* [Directions]:
Work through the data and report how many lines include the string "structure", giving the number alone.

## start Records for the exercise

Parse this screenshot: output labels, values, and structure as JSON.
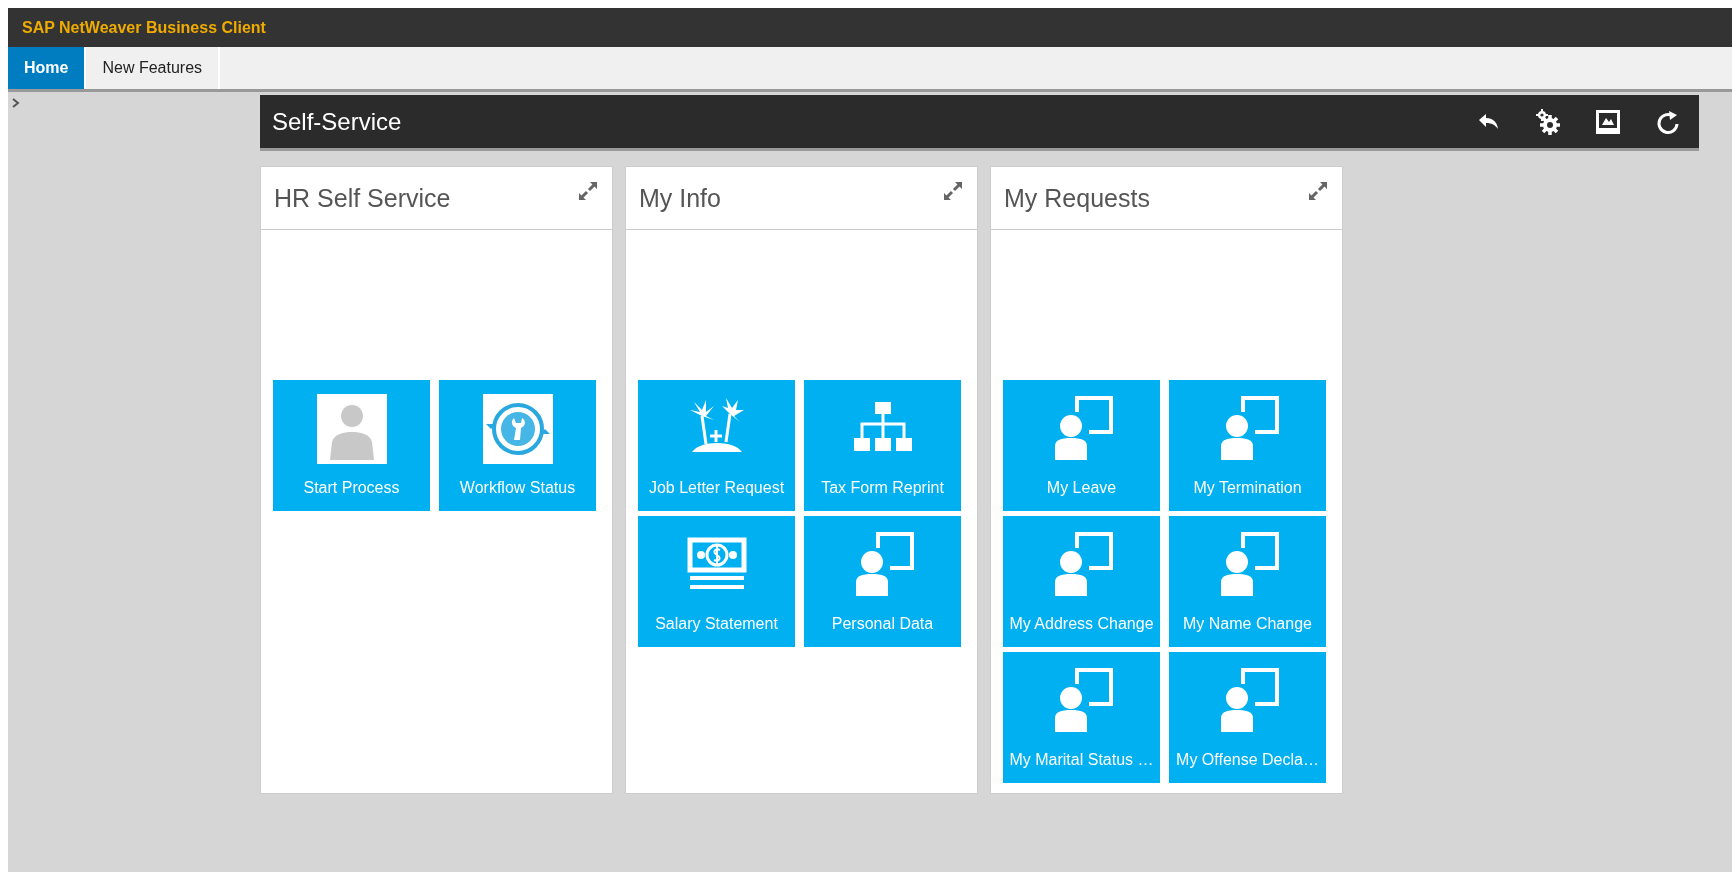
{
  "window": {
    "title": "SAP NetWeaver Business Client"
  },
  "tabs": [
    {
      "label": "Home",
      "selected": true
    },
    {
      "label": "New Features",
      "selected": false
    }
  ],
  "page": {
    "title": "Self-Service"
  },
  "cards": [
    {
      "title": "HR Self Service",
      "tiles": [
        {
          "label": "Start Process",
          "kind": "photo"
        },
        {
          "label": "Workflow Status",
          "kind": "workflow"
        }
      ]
    },
    {
      "title": "My Info",
      "tiles": [
        {
          "label": "Job Letter Request",
          "kind": "palms"
        },
        {
          "label": "Tax Form Reprint",
          "kind": "hierarchy"
        },
        {
          "label": "Salary Statement",
          "kind": "money"
        },
        {
          "label": "Personal Data",
          "kind": "person"
        }
      ]
    },
    {
      "title": "My Requests",
      "tiles": [
        {
          "label": "My Leave",
          "kind": "person"
        },
        {
          "label": "My Termination",
          "kind": "person"
        },
        {
          "label": "My Address Change",
          "kind": "person"
        },
        {
          "label": "My Name Change",
          "kind": "person"
        },
        {
          "label": "My Marital Status …",
          "kind": "person"
        },
        {
          "label": "My Offense Decla…",
          "kind": "person"
        }
      ]
    }
  ]
}
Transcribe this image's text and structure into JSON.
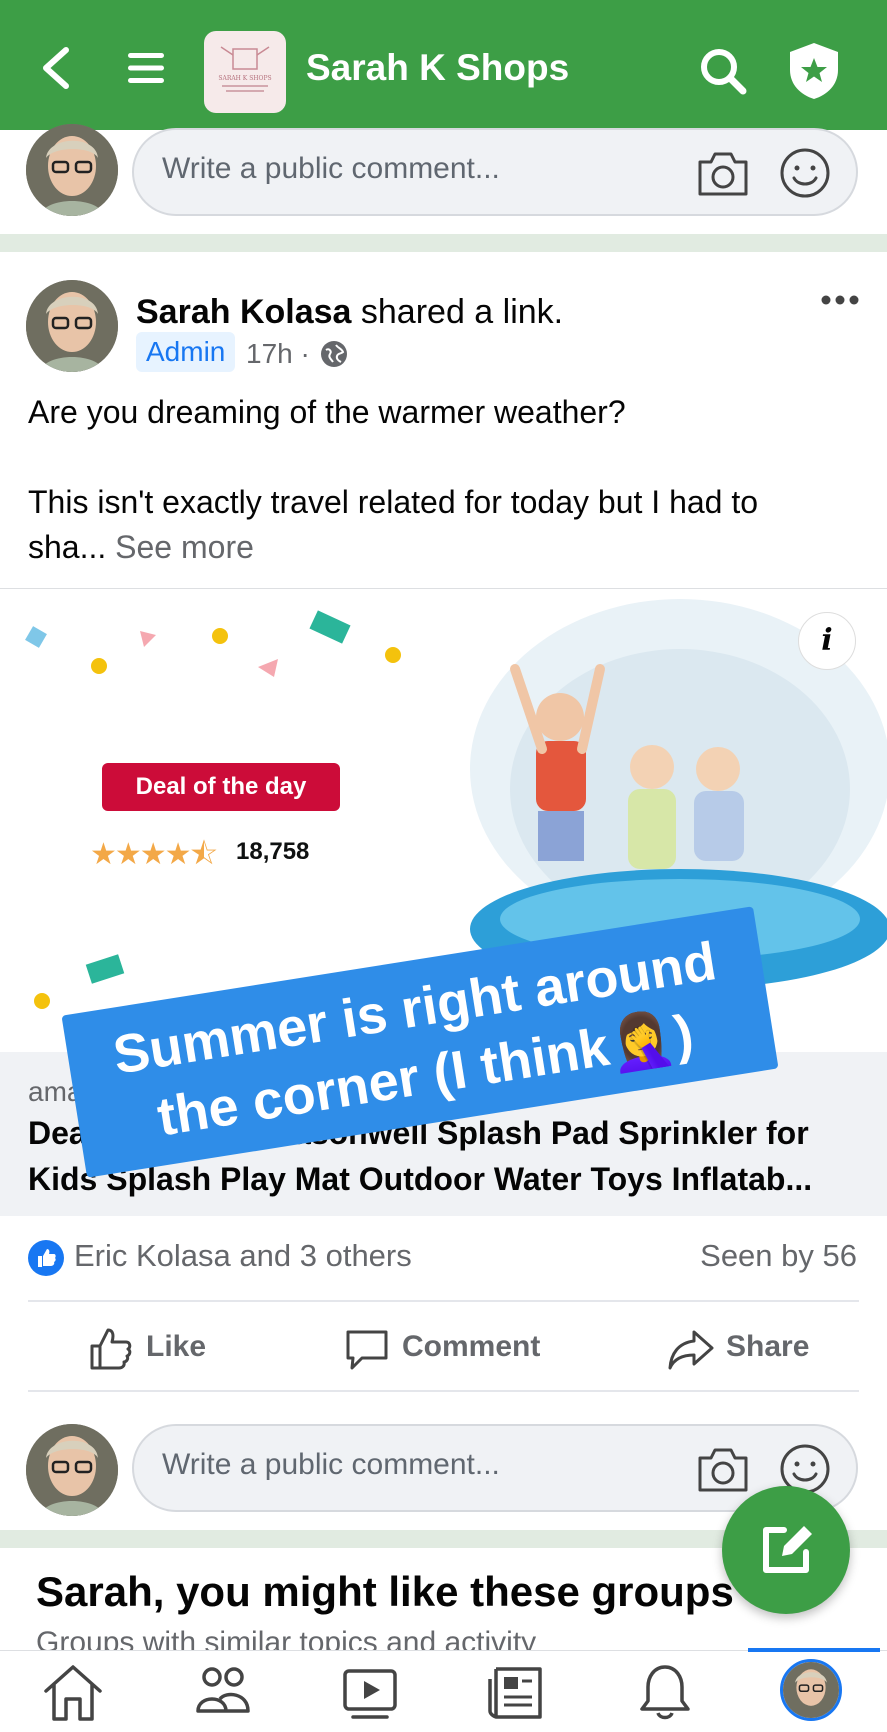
{
  "header": {
    "group_name": "Sarah K Shops",
    "logo_text": "SARAH K SHOPS"
  },
  "comment_box_top": {
    "placeholder": "Write a public comment..."
  },
  "post": {
    "author": "Sarah Kolasa",
    "action_text": " shared a link.",
    "role_badge": "Admin",
    "time": "17h ·",
    "line1": "Are you dreaming of the warmer weather?",
    "line2": "This isn't exactly travel related for today but I had to",
    "line3_prefix": "sha... ",
    "see_more": "See more",
    "link": {
      "deal_badge": "Deal of the day",
      "stars": "★★★★⯪",
      "review_count": "18,758",
      "overlay_caption_line1": "Summer is right around",
      "overlay_caption_line2": "the corner (I think🤦‍♀️)",
      "domain": "amazon",
      "title": "Deal of the day: Jasonwell Splash Pad Sprinkler for Kids Splash Play Mat Outdoor Water Toys Inflatab..."
    },
    "reactions_text": "Eric Kolasa and 3 others",
    "seen_text": "Seen by 56",
    "actions": {
      "like": "Like",
      "comment": "Comment",
      "share": "Share"
    }
  },
  "comment_box_bottom": {
    "placeholder": "Write a public comment..."
  },
  "suggestions": {
    "title": "Sarah, you might like these groups",
    "subtitle": "Groups with similar topics and activity"
  },
  "colors": {
    "brand_green": "#3d9e46",
    "fb_blue": "#1877f2",
    "caption_blue": "#2f8de8",
    "amazon_red": "#cc0c39"
  },
  "icons": [
    "back-icon",
    "menu-icon",
    "search-icon",
    "shield-star-icon",
    "camera-icon",
    "emoji-icon",
    "globe-icon",
    "more-icon",
    "like-icon",
    "comment-icon",
    "share-icon",
    "compose-icon",
    "home-icon",
    "groups-icon",
    "video-icon",
    "news-icon",
    "bell-icon"
  ]
}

## end Records for the exercise

* [The answer]:
2